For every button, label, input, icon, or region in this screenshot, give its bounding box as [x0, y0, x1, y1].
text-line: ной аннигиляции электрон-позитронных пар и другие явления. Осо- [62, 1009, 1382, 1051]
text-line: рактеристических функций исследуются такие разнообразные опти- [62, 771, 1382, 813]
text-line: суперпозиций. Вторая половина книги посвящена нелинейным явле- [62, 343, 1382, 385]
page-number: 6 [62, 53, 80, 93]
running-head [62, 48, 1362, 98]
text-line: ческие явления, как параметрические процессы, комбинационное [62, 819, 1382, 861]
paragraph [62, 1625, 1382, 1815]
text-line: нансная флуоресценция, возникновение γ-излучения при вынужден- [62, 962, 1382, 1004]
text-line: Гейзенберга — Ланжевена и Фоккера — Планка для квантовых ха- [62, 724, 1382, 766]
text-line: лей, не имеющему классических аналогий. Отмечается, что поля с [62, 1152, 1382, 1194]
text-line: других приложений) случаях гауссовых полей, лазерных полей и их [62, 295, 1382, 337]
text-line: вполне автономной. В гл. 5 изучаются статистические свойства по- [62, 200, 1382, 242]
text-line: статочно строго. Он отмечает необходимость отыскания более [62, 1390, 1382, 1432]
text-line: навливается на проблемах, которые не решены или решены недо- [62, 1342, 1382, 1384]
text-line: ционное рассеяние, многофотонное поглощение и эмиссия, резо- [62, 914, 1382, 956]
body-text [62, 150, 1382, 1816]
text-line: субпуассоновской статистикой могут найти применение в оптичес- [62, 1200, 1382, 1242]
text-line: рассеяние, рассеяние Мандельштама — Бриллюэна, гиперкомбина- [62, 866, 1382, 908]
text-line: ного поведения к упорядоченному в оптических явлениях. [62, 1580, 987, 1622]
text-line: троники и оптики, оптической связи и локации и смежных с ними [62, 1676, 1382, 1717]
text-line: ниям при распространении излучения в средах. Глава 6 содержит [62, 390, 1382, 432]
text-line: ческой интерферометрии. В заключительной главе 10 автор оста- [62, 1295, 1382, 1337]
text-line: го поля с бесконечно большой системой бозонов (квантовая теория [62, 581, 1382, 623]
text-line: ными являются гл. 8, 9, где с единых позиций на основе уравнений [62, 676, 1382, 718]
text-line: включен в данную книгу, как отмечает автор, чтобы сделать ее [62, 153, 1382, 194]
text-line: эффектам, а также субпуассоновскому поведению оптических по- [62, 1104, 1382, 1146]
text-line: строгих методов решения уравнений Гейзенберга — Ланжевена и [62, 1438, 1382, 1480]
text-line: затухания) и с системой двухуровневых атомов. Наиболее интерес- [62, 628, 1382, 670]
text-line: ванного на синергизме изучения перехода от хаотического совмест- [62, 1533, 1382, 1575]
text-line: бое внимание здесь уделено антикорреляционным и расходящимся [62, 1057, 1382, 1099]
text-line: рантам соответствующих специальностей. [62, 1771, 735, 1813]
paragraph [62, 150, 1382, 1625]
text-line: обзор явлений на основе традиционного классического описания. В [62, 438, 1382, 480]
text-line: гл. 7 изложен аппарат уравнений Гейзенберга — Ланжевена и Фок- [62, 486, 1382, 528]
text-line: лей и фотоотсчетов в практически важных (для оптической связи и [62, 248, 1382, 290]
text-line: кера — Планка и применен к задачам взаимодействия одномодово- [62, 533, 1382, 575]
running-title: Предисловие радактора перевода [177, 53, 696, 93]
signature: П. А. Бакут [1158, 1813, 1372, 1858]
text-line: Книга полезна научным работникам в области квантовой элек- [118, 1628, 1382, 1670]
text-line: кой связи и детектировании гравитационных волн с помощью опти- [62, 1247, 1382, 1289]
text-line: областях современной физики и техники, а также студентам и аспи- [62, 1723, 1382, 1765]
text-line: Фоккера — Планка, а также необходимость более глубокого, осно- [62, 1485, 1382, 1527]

待解决问题: 逐行提取上述全部材料，按原顺序原样输出每一行，不作任何改动。

任务输出:
For every button, label, input, icon, or region in this screenshot, give its bounding box as [x0, y0, x1, y1].
text-line: ной аннигиляции электрон-позитронных пар и другие явления. Осо- [62, 1009, 1382, 1051]
text-line: рактеристических функций исследуются такие разнообразные опти- [62, 771, 1382, 813]
text-line: суперпозиций. Вторая половина книги посвящена нелинейным явле- [62, 343, 1382, 385]
page-number: 6 [62, 53, 80, 93]
running-head [62, 48, 1362, 98]
text-line: ческие явления, как параметрические процессы, комбинационное [62, 819, 1382, 861]
paragraph [62, 1625, 1382, 1815]
text-line: нансная флуоресценция, возникновение γ-излучения при вынужден- [62, 962, 1382, 1004]
text-line: Гейзенберга — Ланжевена и Фоккера — Планка для квантовых ха- [62, 724, 1382, 766]
text-line: лей, не имеющему классических аналогий. Отмечается, что поля с [62, 1152, 1382, 1194]
text-line: других приложений) случаях гауссовых полей, лазерных полей и их [62, 295, 1382, 337]
text-line: вполне автономной. В гл. 5 изучаются статистические свойства по- [62, 200, 1382, 242]
text-line: статочно строго. Он отмечает необходимость отыскания более [62, 1390, 1382, 1432]
text-line: навливается на проблемах, которые не решены или решены недо- [62, 1342, 1382, 1384]
text-line: ционное рассеяние, многофотонное поглощение и эмиссия, резо- [62, 914, 1382, 956]
body-text [62, 150, 1382, 1816]
text-line: субпуассоновской статистикой могут найти применение в оптичес- [62, 1200, 1382, 1242]
text-line: рассеяние, рассеяние Мандельштама — Бриллюэна, гиперкомбина- [62, 866, 1382, 908]
text-line: ного поведения к упорядоченному в оптических явлениях. [62, 1580, 987, 1622]
text-line: троники и оптики, оптической связи и локации и смежных с ними [62, 1676, 1382, 1717]
text-line: ниям при распространении излучения в средах. Глава 6 содержит [62, 390, 1382, 432]
text-line: ческой интерферометрии. В заключительной главе 10 автор оста- [62, 1295, 1382, 1337]
text-line: го поля с бесконечно большой системой бозонов (квантовая теория [62, 581, 1382, 623]
text-line: ными являются гл. 8, 9, где с единых позиций на основе уравнений [62, 676, 1382, 718]
text-line: включен в данную книгу, как отмечает автор, чтобы сделать ее [62, 153, 1382, 194]
text-line: эффектам, а также субпуассоновскому поведению оптических по- [62, 1104, 1382, 1146]
text-line: строгих методов решения уравнений Гейзенберга — Ланжевена и [62, 1438, 1382, 1480]
text-line: затухания) и с системой двухуровневых атомов. Наиболее интерес- [62, 628, 1382, 670]
text-line: ванного на синергизме изучения перехода от хаотического совмест- [62, 1533, 1382, 1575]
text-line: бое внимание здесь уделено антикорреляционным и расходящимся [62, 1057, 1382, 1099]
text-line: рантам соответствующих специальностей. [62, 1771, 735, 1813]
paragraph [62, 150, 1382, 1625]
text-line: обзор явлений на основе традиционного классического описания. В [62, 438, 1382, 480]
text-line: гл. 7 изложен аппарат уравнений Гейзенберга — Ланжевена и Фок- [62, 486, 1382, 528]
text-line: лей и фотоотсчетов в практически важных (для оптической связи и [62, 248, 1382, 290]
text-line: кера — Планка и применен к задачам взаимодействия одномодово- [62, 533, 1382, 575]
running-title: Предисловие радактора перевода [177, 53, 696, 93]
signature: П. А. Бакут [1158, 1813, 1372, 1858]
text-line: Книга полезна научным работникам в области квантовой элек- [118, 1628, 1382, 1670]
text-line: кой связи и детектировании гравитационных волн с помощью опти- [62, 1247, 1382, 1289]
text-line: областях современной физики и техники, а также студентам и аспи- [62, 1723, 1382, 1765]
text-line: Фоккера — Планка, а также необходимость более глубокого, осно- [62, 1485, 1382, 1527]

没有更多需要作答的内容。